──────── Supplied entries

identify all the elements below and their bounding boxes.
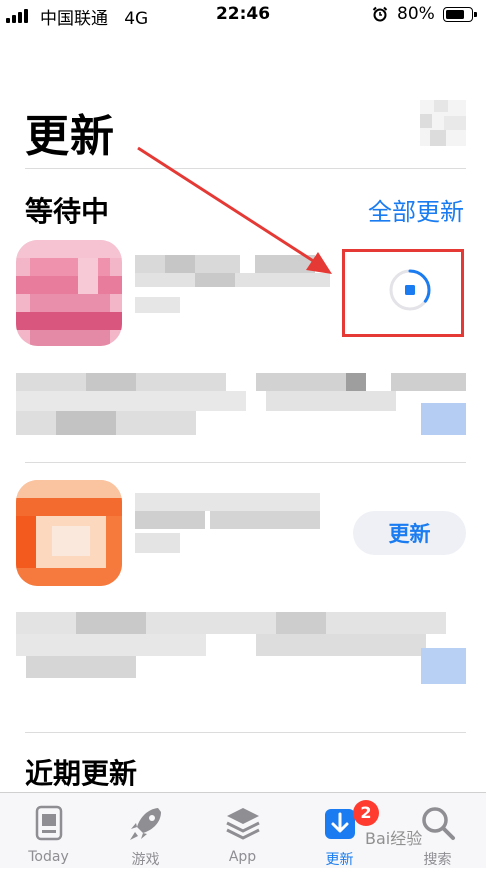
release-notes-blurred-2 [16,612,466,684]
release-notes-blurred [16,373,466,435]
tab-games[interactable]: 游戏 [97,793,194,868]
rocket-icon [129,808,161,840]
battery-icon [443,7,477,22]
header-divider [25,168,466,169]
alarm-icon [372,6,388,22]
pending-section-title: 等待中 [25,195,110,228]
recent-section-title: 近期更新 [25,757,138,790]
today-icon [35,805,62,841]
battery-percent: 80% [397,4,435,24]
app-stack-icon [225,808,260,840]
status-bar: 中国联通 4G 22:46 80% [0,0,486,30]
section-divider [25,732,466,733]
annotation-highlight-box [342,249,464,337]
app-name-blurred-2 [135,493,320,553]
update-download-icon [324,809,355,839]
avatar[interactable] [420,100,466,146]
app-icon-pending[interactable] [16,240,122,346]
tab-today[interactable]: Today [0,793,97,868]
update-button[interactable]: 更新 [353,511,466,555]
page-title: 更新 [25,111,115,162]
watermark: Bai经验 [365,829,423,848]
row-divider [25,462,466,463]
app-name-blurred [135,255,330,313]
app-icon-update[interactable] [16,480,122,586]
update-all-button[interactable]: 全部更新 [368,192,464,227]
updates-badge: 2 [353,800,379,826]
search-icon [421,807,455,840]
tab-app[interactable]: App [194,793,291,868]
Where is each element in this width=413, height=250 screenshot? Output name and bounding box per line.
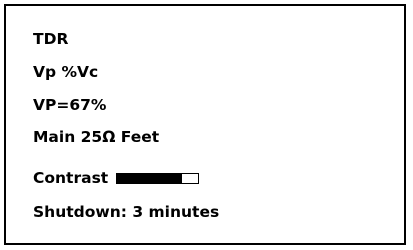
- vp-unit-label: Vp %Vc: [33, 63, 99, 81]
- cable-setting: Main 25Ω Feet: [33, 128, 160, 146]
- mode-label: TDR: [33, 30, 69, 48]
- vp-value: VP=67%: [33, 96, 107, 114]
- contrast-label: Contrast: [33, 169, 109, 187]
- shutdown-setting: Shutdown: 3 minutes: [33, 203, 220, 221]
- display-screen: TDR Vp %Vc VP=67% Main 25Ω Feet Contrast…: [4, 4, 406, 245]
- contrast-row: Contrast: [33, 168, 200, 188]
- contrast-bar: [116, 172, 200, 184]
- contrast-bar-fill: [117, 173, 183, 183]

────────────────

Instructions for the task -
Put the lines above into a Markdown table with the columns Row and Line, one row per line, numbered in order. Leave out blank lines and the pictures.

The result -
| Row | Line |
|---|---|
| 1 | identify all the elements below and their bounding boxes. |
| 2 | release-notes-blurred-2 [16,612,466,684] |
| 3 | release-notes-blurred [16,373,466,435] |
| 4 | tab-games[interactable]: 游戏 [97,793,194,868] |
| 5 | rocket-icon [129,808,161,840] |
| 6 | battery-icon [443,7,477,22] |
| 7 | header-divider [25,168,466,169] |
| 8 | alarm-icon [372,6,388,22] |
| 9 | pending-section-title: 等待中 [25,195,110,228] |
| 10 | recent-section-title: 近期更新 [25,757,138,790] |
| 11 | today-icon [35,805,62,841] |
| 12 | battery-percent: 80% [397,4,435,24] |
| 13 | app-stack-icon [225,808,260,840] |
| 14 | status-bar: 中国联通 4G 22:46 80% [0,0,486,30] |
| 15 | section-divider [25,732,466,733] |
| 16 | annotation-highlight-box [342,249,464,337] |
| 17 | app-name-blurred-2 [135,493,320,553] |
| 18 | update-download-icon [324,809,355,839] |
| 19 | avatar[interactable] [420,100,466,146] |
| 20 | app-icon-pending[interactable] [16,240,122,346] |
| 21 | tab-today[interactable]: Today [0,793,97,868] |
| 22 | update-button[interactable]: 更新 [353,511,466,555] |
| 23 | page-title: 更新 [25,111,115,162] |
| 24 | watermark: Bai经验 [365,829,423,848] |
| 25 | row-divider [25,462,466,463] |
| 26 | app-name-blurred [135,255,330,313] |
| 27 | app-icon-update[interactable] [16,480,122,586] |
| 28 | update-all-button[interactable]: 全部更新 [368,192,464,227] |
| 29 | updates-badge: 2 [353,800,379,826] |
| 30 | search-icon [421,807,455,840] |
| 31 | tab-app[interactable]: App [194,793,291,868] |
| 32 | Where is each element in this width=413, height=250 screenshot? Output name and bounding box per line. |
| 33 | - vp-unit-label: Vp %Vc: [33, 63, 99, 81] |
| 34 | - cable-setting: Main 25Ω Feet: [33, 128, 160, 146] |
| 35 | - mode-label: TDR: [33, 30, 69, 48] |
| 36 | - vp-value: VP=67%: [33, 96, 107, 114] |
| 37 | - contrast-label: Contrast: [33, 169, 109, 187] |
| 38 | - shutdown-setting: Shutdown: 3 minutes: [33, 203, 220, 221] |
| 39 | - display-screen: TDR Vp %Vc VP=67% Main 25Ω Feet Contrast…: [4, 4, 406, 245] |
| 40 | - contrast-row: Contrast: [33, 168, 200, 188] |
| 41 | - contrast-bar: [116, 172, 200, 184] |
| 42 | - contrast-bar-fill: [117, 173, 183, 183] |